[Collected data]
***

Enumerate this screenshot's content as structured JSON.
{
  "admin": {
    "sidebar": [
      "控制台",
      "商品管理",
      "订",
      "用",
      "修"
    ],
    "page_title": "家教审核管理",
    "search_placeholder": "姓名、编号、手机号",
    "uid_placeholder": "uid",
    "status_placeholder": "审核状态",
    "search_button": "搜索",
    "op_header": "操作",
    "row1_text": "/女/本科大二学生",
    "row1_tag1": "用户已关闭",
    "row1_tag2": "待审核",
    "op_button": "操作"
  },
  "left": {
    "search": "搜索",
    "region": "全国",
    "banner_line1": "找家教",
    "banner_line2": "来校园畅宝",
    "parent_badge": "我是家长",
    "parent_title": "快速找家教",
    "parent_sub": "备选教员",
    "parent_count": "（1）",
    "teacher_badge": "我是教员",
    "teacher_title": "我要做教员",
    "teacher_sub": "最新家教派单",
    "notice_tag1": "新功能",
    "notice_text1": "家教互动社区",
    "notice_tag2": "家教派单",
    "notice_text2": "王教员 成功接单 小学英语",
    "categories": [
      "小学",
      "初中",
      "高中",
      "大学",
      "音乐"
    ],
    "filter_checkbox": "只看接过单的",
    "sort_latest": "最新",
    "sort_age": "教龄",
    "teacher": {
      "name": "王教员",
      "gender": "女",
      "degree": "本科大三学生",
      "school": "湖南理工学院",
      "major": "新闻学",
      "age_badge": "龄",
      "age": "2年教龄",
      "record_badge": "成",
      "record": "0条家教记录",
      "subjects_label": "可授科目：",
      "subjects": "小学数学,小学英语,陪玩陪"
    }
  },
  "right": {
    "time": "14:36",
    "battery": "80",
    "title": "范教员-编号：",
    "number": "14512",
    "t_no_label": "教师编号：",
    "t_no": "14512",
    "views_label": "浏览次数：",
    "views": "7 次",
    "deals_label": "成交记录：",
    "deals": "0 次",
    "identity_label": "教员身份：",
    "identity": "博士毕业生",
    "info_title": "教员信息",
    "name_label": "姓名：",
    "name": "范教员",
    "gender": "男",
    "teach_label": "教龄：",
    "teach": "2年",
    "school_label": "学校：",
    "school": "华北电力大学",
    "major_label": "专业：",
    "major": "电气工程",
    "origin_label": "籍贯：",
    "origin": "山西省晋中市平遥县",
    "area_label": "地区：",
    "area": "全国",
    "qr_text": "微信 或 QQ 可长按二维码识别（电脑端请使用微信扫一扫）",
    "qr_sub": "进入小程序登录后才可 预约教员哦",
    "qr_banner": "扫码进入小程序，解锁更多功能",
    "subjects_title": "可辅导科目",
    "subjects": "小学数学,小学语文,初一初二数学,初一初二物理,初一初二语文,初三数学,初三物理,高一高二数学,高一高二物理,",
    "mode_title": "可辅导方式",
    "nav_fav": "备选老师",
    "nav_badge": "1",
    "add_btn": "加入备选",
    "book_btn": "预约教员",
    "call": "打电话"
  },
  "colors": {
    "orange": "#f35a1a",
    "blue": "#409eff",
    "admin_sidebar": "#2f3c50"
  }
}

***

Quote all the records exactly, please, leaving none out.

_Right answer_
Enumerate this screenshot's content as structured JSON.
{
  "admin": {
    "sidebar": [
      "控制台",
      "商品管理",
      "订",
      "用",
      "修"
    ],
    "page_title": "家教审核管理",
    "search_placeholder": "姓名、编号、手机号",
    "uid_placeholder": "uid",
    "status_placeholder": "审核状态",
    "search_button": "搜索",
    "op_header": "操作",
    "row1_text": "/女/本科大二学生",
    "row1_tag1": "用户已关闭",
    "row1_tag2": "待审核",
    "op_button": "操作"
  },
  "left": {
    "search": "搜索",
    "region": "全国",
    "banner_line1": "找家教",
    "banner_line2": "来校园畅宝",
    "parent_badge": "我是家长",
    "parent_title": "快速找家教",
    "parent_sub": "备选教员",
    "parent_count": "（1）",
    "teacher_badge": "我是教员",
    "teacher_title": "我要做教员",
    "teacher_sub": "最新家教派单",
    "notice_tag1": "新功能",
    "notice_text1": "家教互动社区",
    "notice_tag2": "家教派单",
    "notice_text2": "王教员 成功接单 小学英语",
    "categories": [
      "小学",
      "初中",
      "高中",
      "大学",
      "音乐"
    ],
    "filter_checkbox": "只看接过单的",
    "sort_latest": "最新",
    "sort_age": "教龄",
    "teacher": {
      "name": "王教员",
      "gender": "女",
      "degree": "本科大三学生",
      "school": "湖南理工学院",
      "major": "新闻学",
      "age_badge": "龄",
      "age": "2年教龄",
      "record_badge": "成",
      "record": "0条家教记录",
      "subjects_label": "可授科目：",
      "subjects": "小学数学,小学英语,陪玩陪"
    }
  },
  "right": {
    "time": "14:36",
    "battery": "80",
    "title": "范教员-编号：",
    "number": "14512",
    "t_no_label": "教师编号：",
    "t_no": "14512",
    "views_label": "浏览次数：",
    "views": "7 次",
    "deals_label": "成交记录：",
    "deals": "0 次",
    "identity_label": "教员身份：",
    "identity": "博士毕业生",
    "info_title": "教员信息",
    "name_label": "姓名：",
    "name": "范教员",
    "gender": "男",
    "teach_label": "教龄：",
    "teach": "2年",
    "school_label": "学校：",
    "school": "华北电力大学",
    "major_label": "专业：",
    "major": "电气工程",
    "origin_label": "籍贯：",
    "origin": "山西省晋中市平遥县",
    "area_label": "地区：",
    "area": "全国",
    "qr_text": "微信 或 QQ 可长按二维码识别（电脑端请使用微信扫一扫）",
    "qr_sub": "进入小程序登录后才可 预约教员哦",
    "qr_banner": "扫码进入小程序，解锁更多功能",
    "subjects_title": "可辅导科目",
    "subjects": "小学数学,小学语文,初一初二数学,初一初二物理,初一初二语文,初三数学,初三物理,高一高二数学,高一高二物理,",
    "mode_title": "可辅导方式",
    "nav_fav": "备选老师",
    "nav_badge": "1",
    "add_btn": "加入备选",
    "book_btn": "预约教员",
    "call": "打电话"
  },
  "colors": {
    "orange": "#f35a1a",
    "blue": "#409eff",
    "admin_sidebar": "#2f3c50"
  }
}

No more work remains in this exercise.